Dataset entries on figures:
---+---

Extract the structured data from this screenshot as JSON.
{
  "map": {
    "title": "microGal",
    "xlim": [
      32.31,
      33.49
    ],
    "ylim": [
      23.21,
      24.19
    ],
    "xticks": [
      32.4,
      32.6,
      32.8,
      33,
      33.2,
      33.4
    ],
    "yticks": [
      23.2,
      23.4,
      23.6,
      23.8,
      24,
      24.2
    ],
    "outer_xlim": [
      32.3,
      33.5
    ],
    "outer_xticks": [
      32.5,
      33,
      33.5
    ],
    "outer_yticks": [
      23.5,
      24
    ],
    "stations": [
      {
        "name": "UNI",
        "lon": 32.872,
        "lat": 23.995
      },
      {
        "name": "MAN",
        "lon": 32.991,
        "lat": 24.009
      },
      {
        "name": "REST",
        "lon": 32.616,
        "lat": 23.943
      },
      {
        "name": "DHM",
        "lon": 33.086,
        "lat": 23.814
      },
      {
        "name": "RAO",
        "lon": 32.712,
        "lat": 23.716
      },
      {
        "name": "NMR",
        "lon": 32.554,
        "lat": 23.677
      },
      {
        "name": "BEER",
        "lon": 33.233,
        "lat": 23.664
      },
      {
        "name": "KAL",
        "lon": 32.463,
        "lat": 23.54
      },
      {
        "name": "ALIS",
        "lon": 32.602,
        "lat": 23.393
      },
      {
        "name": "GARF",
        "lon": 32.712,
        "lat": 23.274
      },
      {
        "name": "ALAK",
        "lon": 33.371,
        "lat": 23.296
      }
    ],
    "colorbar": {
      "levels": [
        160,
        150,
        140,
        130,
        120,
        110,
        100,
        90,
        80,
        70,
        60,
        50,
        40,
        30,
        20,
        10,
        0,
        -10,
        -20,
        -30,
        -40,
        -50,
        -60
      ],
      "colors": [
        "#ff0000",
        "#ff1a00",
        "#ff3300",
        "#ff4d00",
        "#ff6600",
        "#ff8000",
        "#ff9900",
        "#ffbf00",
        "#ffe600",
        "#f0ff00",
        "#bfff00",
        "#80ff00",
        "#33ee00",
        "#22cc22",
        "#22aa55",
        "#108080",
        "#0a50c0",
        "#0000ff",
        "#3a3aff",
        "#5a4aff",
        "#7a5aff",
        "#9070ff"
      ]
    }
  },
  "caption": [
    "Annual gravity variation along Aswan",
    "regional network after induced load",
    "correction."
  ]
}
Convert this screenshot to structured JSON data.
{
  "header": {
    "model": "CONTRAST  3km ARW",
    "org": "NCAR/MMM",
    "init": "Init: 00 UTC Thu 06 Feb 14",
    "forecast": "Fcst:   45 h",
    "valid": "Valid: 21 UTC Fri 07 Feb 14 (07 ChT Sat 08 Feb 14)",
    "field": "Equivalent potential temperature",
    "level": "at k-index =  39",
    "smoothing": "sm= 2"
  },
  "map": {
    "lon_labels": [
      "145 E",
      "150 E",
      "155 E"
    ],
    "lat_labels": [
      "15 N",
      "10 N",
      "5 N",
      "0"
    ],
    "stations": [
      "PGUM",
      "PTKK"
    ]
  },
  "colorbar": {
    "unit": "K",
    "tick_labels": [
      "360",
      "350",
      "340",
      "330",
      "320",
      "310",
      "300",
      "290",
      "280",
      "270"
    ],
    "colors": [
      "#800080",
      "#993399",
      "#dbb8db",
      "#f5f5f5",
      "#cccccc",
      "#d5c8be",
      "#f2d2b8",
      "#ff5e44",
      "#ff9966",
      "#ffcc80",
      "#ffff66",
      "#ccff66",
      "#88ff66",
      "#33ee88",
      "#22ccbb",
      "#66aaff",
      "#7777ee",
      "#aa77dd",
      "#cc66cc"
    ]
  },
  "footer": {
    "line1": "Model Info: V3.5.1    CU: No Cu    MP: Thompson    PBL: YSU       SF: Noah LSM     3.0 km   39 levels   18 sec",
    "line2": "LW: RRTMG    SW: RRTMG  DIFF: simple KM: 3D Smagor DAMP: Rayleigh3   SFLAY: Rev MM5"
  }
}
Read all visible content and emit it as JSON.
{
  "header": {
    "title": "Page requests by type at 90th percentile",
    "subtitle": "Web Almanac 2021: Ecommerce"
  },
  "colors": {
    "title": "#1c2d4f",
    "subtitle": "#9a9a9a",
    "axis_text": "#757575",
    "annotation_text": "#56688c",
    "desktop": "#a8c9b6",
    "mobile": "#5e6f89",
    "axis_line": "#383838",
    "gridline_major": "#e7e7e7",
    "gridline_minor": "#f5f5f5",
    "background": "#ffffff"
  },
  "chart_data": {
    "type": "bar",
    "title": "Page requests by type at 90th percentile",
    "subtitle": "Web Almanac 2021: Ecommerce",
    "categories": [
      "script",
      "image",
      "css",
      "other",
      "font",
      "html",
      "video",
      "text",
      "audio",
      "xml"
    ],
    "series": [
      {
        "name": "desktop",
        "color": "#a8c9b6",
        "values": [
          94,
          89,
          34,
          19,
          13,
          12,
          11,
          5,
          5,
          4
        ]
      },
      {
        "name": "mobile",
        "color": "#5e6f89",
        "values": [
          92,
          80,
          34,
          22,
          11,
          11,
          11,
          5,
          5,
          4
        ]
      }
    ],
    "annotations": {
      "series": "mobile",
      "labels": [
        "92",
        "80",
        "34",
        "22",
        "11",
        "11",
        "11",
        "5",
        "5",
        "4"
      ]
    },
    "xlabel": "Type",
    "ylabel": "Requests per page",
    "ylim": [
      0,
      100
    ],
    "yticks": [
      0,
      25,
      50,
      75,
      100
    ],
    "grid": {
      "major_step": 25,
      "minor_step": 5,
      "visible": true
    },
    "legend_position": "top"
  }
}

---+---

■ Stated task
Lines that include the word "levels" are to be extracted from the data above.

■ The completed task
      "levels": [
    "line1": "Model Info: V3.5.1    CU: No Cu    MP: Thompson    PBL: YSU       SF: Noah LSM     3.0 km   39 levels   18 sec",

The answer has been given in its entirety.